Set down all of the data exactly as it appears.
########
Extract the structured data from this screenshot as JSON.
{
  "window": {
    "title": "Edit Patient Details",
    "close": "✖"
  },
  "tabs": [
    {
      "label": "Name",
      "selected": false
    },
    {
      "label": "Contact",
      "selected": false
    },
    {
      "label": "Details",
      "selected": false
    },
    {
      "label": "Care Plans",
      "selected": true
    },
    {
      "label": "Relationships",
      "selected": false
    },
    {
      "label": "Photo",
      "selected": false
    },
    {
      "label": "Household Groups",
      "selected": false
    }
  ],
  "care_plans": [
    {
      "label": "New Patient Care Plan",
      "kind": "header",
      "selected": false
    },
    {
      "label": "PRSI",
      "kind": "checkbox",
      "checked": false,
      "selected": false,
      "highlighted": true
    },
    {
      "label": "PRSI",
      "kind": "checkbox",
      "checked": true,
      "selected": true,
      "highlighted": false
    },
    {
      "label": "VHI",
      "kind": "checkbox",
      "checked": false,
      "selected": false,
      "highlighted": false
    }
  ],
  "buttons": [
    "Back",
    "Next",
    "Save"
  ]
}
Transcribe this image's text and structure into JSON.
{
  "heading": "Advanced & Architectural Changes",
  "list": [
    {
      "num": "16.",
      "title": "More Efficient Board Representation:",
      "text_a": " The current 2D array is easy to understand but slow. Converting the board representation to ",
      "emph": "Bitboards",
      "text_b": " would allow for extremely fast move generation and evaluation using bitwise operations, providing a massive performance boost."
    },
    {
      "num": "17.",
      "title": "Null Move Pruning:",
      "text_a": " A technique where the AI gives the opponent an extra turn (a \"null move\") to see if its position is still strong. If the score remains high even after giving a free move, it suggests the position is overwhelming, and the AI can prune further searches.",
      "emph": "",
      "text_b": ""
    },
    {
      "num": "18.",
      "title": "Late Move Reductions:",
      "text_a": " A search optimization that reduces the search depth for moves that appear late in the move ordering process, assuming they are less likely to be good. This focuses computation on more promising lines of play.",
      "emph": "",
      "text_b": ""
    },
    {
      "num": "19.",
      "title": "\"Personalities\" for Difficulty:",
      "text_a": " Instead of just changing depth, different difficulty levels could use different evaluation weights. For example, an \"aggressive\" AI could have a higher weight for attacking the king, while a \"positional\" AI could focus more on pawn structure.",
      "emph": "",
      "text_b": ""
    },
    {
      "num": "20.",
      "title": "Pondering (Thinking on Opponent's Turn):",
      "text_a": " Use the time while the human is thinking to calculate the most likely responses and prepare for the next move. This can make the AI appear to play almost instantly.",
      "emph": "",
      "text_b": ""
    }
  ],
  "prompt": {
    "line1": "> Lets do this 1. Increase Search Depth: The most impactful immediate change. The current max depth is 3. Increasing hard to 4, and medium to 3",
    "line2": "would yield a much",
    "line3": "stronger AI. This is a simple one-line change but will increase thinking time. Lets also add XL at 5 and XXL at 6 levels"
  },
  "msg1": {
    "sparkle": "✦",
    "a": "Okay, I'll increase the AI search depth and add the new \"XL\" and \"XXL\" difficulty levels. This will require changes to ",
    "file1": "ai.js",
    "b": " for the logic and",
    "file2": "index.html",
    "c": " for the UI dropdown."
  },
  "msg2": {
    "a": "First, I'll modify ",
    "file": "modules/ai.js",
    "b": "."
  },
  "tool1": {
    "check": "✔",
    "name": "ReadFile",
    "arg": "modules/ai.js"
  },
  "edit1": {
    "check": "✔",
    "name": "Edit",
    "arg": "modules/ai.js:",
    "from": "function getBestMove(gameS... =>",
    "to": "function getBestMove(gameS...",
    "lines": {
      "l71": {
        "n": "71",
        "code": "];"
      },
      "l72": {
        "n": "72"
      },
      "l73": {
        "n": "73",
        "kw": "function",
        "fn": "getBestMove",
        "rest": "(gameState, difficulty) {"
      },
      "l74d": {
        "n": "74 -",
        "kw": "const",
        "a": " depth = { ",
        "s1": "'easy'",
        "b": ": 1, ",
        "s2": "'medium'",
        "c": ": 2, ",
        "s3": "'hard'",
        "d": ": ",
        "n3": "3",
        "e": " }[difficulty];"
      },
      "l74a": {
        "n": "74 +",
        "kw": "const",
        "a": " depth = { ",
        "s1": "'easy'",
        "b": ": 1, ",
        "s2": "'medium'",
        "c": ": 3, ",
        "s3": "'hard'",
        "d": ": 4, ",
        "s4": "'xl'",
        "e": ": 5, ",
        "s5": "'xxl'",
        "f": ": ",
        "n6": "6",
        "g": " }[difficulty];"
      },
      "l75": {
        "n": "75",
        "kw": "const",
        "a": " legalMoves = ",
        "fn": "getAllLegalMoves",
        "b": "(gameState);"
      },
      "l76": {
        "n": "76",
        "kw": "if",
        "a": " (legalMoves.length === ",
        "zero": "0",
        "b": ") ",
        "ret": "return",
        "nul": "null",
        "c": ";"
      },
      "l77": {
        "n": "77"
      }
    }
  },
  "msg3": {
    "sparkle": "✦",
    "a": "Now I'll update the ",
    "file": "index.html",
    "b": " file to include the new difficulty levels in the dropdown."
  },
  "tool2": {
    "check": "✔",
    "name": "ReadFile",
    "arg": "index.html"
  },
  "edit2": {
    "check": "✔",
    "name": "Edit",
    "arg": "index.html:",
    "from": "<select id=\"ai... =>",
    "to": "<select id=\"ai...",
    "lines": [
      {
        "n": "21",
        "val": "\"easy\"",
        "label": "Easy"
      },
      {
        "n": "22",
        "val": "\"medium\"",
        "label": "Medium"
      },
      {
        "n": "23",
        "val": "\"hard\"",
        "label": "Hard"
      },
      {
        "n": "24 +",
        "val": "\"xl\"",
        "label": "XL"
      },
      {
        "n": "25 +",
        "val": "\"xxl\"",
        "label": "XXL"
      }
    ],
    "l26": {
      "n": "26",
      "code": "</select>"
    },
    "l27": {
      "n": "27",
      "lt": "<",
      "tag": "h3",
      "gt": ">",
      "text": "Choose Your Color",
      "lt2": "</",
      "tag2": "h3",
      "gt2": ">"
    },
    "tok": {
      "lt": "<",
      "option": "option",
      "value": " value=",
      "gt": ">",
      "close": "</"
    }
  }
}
########
### Task answer
Extract the structured data from this screenshot as JSON.
{
  "window": {
    "title": "Edit Patient Details",
    "close": "✖"
  },
  "tabs": [
    {
      "label": "Name",
      "selected": false
    },
    {
      "label": "Contact",
      "selected": false
    },
    {
      "label": "Details",
      "selected": false
    },
    {
      "label": "Care Plans",
      "selected": true
    },
    {
      "label": "Relationships",
      "selected": false
    },
    {
      "label": "Photo",
      "selected": false
    },
    {
      "label": "Household Groups",
      "selected": false
    }
  ],
  "care_plans": [
    {
      "label": "New Patient Care Plan",
      "kind": "header",
      "selected": false
    },
    {
      "label": "PRSI",
      "kind": "checkbox",
      "checked": false,
      "selected": false,
      "highlighted": true
    },
    {
      "label": "PRSI",
      "kind": "checkbox",
      "checked": true,
      "selected": true,
      "highlighted": false
    },
    {
      "label": "VHI",
      "kind": "checkbox",
      "checked": false,
      "selected": false,
      "highlighted": false
    }
  ],
  "buttons": [
    "Back",
    "Next",
    "Save"
  ]
}
Transcribe this image's text and structure into JSON.
{
  "heading": "Advanced & Architectural Changes",
  "list": [
    {
      "num": "16.",
      "title": "More Efficient Board Representation:",
      "text_a": " The current 2D array is easy to understand but slow. Converting the board representation to ",
      "emph": "Bitboards",
      "text_b": " would allow for extremely fast move generation and evaluation using bitwise operations, providing a massive performance boost."
    },
    {
      "num": "17.",
      "title": "Null Move Pruning:",
      "text_a": " A technique where the AI gives the opponent an extra turn (a \"null move\") to see if its position is still strong. If the score remains high even after giving a free move, it suggests the position is overwhelming, and the AI can prune further searches.",
      "emph": "",
      "text_b": ""
    },
    {
      "num": "18.",
      "title": "Late Move Reductions:",
      "text_a": " A search optimization that reduces the search depth for moves that appear late in the move ordering process, assuming they are less likely to be good. This focuses computation on more promising lines of play.",
      "emph": "",
      "text_b": ""
    },
    {
      "num": "19.",
      "title": "\"Personalities\" for Difficulty:",
      "text_a": " Instead of just changing depth, different difficulty levels could use different evaluation weights. For example, an \"aggressive\" AI could have a higher weight for attacking the king, while a \"positional\" AI could focus more on pawn structure.",
      "emph": "",
      "text_b": ""
    },
    {
      "num": "20.",
      "title": "Pondering (Thinking on Opponent's Turn):",
      "text_a": " Use the time while the human is thinking to calculate the most likely responses and prepare for the next move. This can make the AI appear to play almost instantly.",
      "emph": "",
      "text_b": ""
    }
  ],
  "prompt": {
    "line1": "> Lets do this 1. Increase Search Depth: The most impactful immediate change. The current max depth is 3. Increasing hard to 4, and medium to 3",
    "line2": "would yield a much",
    "line3": "stronger AI. This is a simple one-line change but will increase thinking time. Lets also add XL at 5 and XXL at 6 levels"
  },
  "msg1": {
    "sparkle": "✦",
    "a": "Okay, I'll increase the AI search depth and add the new \"XL\" and \"XXL\" difficulty levels. This will require changes to ",
    "file1": "ai.js",
    "b": " for the logic and",
    "file2": "index.html",
    "c": " for the UI dropdown."
  },
  "msg2": {
    "a": "First, I'll modify ",
    "file": "modules/ai.js",
    "b": "."
  },
  "tool1": {
    "check": "✔",
    "name": "ReadFile",
    "arg": "modules/ai.js"
  },
  "edit1": {
    "check": "✔",
    "name": "Edit",
    "arg": "modules/ai.js:",
    "from": "function getBestMove(gameS... =>",
    "to": "function getBestMove(gameS...",
    "lines": {
      "l71": {
        "n": "71",
        "code": "];"
      },
      "l72": {
        "n": "72"
      },
      "l73": {
        "n": "73",
        "kw": "function",
        "fn": "getBestMove",
        "rest": "(gameState, difficulty) {"
      },
      "l74d": {
        "n": "74 -",
        "kw": "const",
        "a": " depth = { ",
        "s1": "'easy'",
        "b": ": 1, ",
        "s2": "'medium'",
        "c": ": 2, ",
        "s3": "'hard'",
        "d": ": ",
        "n3": "3",
        "e": " }[difficulty];"
      },
      "l74a": {
        "n": "74 +",
        "kw": "const",
        "a": " depth = { ",
        "s1": "'easy'",
        "b": ": 1, ",
        "s2": "'medium'",
        "c": ": 3, ",
        "s3": "'hard'",
        "d": ": 4, ",
        "s4": "'xl'",
        "e": ": 5, ",
        "s5": "'xxl'",
        "f": ": ",
        "n6": "6",
        "g": " }[difficulty];"
      },
      "l75": {
        "n": "75",
        "kw": "const",
        "a": " legalMoves = ",
        "fn": "getAllLegalMoves",
        "b": "(gameState);"
      },
      "l76": {
        "n": "76",
        "kw": "if",
        "a": " (legalMoves.length === ",
        "zero": "0",
        "b": ") ",
        "ret": "return",
        "nul": "null",
        "c": ";"
      },
      "l77": {
        "n": "77"
      }
    }
  },
  "msg3": {
    "sparkle": "✦",
    "a": "Now I'll update the ",
    "file": "index.html",
    "b": " file to include the new difficulty levels in the dropdown."
  },
  "tool2": {
    "check": "✔",
    "name": "ReadFile",
    "arg": "index.html"
  },
  "edit2": {
    "check": "✔",
    "name": "Edit",
    "arg": "index.html:",
    "from": "<select id=\"ai... =>",
    "to": "<select id=\"ai...",
    "lines": [
      {
        "n": "21",
        "val": "\"easy\"",
        "label": "Easy"
      },
      {
        "n": "22",
        "val": "\"medium\"",
        "label": "Medium"
      },
      {
        "n": "23",
        "val": "\"hard\"",
        "label": "Hard"
      },
      {
        "n": "24 +",
        "val": "\"xl\"",
        "label": "XL"
      },
      {
        "n": "25 +",
        "val": "\"xxl\"",
        "label": "XXL"
      }
    ],
    "l26": {
      "n": "26",
      "code": "</select>"
    },
    "l27": {
      "n": "27",
      "lt": "<",
      "tag": "h3",
      "gt": ">",
      "text": "Choose Your Color",
      "lt2": "</",
      "tag2": "h3",
      "gt2": ">"
    },
    "tok": {
      "lt": "<",
      "option": "option",
      "value": " value=",
      "gt": ">",
      "close": "</"
    }
  }
}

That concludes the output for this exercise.